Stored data

BEGIN

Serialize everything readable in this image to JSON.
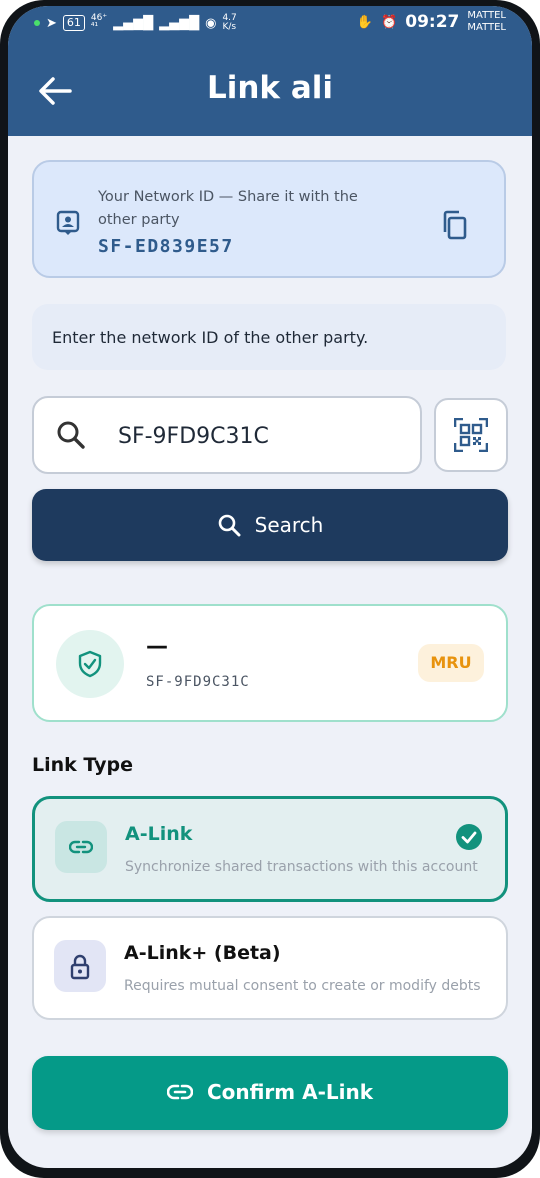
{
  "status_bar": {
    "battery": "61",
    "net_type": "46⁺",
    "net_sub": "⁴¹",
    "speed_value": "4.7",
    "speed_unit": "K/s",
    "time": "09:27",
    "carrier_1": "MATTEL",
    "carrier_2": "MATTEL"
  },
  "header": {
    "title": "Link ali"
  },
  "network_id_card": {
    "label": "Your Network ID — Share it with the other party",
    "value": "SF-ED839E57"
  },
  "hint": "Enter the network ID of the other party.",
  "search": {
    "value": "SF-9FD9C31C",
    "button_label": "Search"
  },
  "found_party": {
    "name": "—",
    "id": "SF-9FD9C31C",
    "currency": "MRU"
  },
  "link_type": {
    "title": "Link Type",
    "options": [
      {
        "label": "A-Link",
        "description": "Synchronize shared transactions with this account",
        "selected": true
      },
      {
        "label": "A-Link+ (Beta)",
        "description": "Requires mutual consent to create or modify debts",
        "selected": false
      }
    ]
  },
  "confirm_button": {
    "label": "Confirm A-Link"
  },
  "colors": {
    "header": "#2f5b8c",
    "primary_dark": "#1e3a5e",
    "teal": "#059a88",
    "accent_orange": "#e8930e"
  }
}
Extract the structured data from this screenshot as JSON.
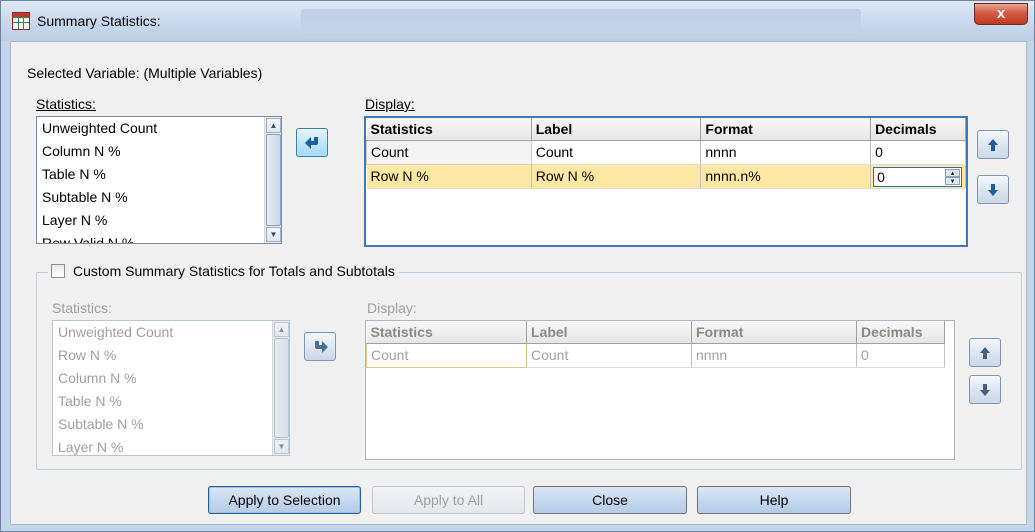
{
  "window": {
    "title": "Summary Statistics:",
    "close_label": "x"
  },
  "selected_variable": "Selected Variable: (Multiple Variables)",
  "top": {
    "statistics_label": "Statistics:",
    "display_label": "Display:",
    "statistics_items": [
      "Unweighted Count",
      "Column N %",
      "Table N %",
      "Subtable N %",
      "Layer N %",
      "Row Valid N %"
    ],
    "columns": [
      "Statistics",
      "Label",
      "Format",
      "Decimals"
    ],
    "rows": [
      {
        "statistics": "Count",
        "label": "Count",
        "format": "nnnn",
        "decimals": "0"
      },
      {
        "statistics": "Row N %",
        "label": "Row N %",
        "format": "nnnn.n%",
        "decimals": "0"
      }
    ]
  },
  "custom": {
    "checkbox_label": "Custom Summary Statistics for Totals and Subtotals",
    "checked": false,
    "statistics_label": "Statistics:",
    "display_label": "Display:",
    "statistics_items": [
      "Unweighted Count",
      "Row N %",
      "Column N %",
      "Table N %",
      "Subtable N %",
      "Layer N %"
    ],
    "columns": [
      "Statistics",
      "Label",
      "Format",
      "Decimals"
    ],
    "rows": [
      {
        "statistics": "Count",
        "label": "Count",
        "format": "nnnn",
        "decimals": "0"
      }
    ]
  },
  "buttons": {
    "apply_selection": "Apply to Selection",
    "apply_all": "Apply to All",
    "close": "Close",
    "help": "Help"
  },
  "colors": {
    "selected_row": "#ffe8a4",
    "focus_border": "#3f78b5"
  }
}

END

◆ **Exercise instructions**: Make an exact copy of the data, leaving its pictures out.

◆ **The completed task**:
Serialize everything readable in this image to JSON.
{
  "status_bar": {
    "battery": "61",
    "net_type": "46⁺",
    "net_sub": "⁴¹",
    "speed_value": "4.7",
    "speed_unit": "K/s",
    "time": "09:27",
    "carrier_1": "MATTEL",
    "carrier_2": "MATTEL"
  },
  "header": {
    "title": "Link ali"
  },
  "network_id_card": {
    "label": "Your Network ID — Share it with the other party",
    "value": "SF-ED839E57"
  },
  "hint": "Enter the network ID of the other party.",
  "search": {
    "value": "SF-9FD9C31C",
    "button_label": "Search"
  },
  "found_party": {
    "name": "—",
    "id": "SF-9FD9C31C",
    "currency": "MRU"
  },
  "link_type": {
    "title": "Link Type",
    "options": [
      {
        "label": "A-Link",
        "description": "Synchronize shared transactions with this account",
        "selected": true
      },
      {
        "label": "A-Link+ (Beta)",
        "description": "Requires mutual consent to create or modify debts",
        "selected": false
      }
    ]
  },
  "confirm_button": {
    "label": "Confirm A-Link"
  },
  "colors": {
    "header": "#2f5b8c",
    "primary_dark": "#1e3a5e",
    "teal": "#059a88",
    "accent_orange": "#e8930e"
  }
}
Extract the structured data from this screenshot as JSON.
{
  "window": {
    "title": "Summary Statistics:",
    "close_label": "x"
  },
  "selected_variable": "Selected Variable: (Multiple Variables)",
  "top": {
    "statistics_label": "Statistics:",
    "display_label": "Display:",
    "statistics_items": [
      "Unweighted Count",
      "Column N %",
      "Table N %",
      "Subtable N %",
      "Layer N %",
      "Row Valid N %"
    ],
    "columns": [
      "Statistics",
      "Label",
      "Format",
      "Decimals"
    ],
    "rows": [
      {
        "statistics": "Count",
        "label": "Count",
        "format": "nnnn",
        "decimals": "0"
      },
      {
        "statistics": "Row N %",
        "label": "Row N %",
        "format": "nnnn.n%",
        "decimals": "0"
      }
    ]
  },
  "custom": {
    "checkbox_label": "Custom Summary Statistics for Totals and Subtotals",
    "checked": false,
    "statistics_label": "Statistics:",
    "display_label": "Display:",
    "statistics_items": [
      "Unweighted Count",
      "Row N %",
      "Column N %",
      "Table N %",
      "Subtable N %",
      "Layer N %"
    ],
    "columns": [
      "Statistics",
      "Label",
      "Format",
      "Decimals"
    ],
    "rows": [
      {
        "statistics": "Count",
        "label": "Count",
        "format": "nnnn",
        "decimals": "0"
      }
    ]
  },
  "buttons": {
    "apply_selection": "Apply to Selection",
    "apply_all": "Apply to All",
    "close": "Close",
    "help": "Help"
  },
  "colors": {
    "selected_row": "#ffe8a4",
    "focus_border": "#3f78b5"
  }
}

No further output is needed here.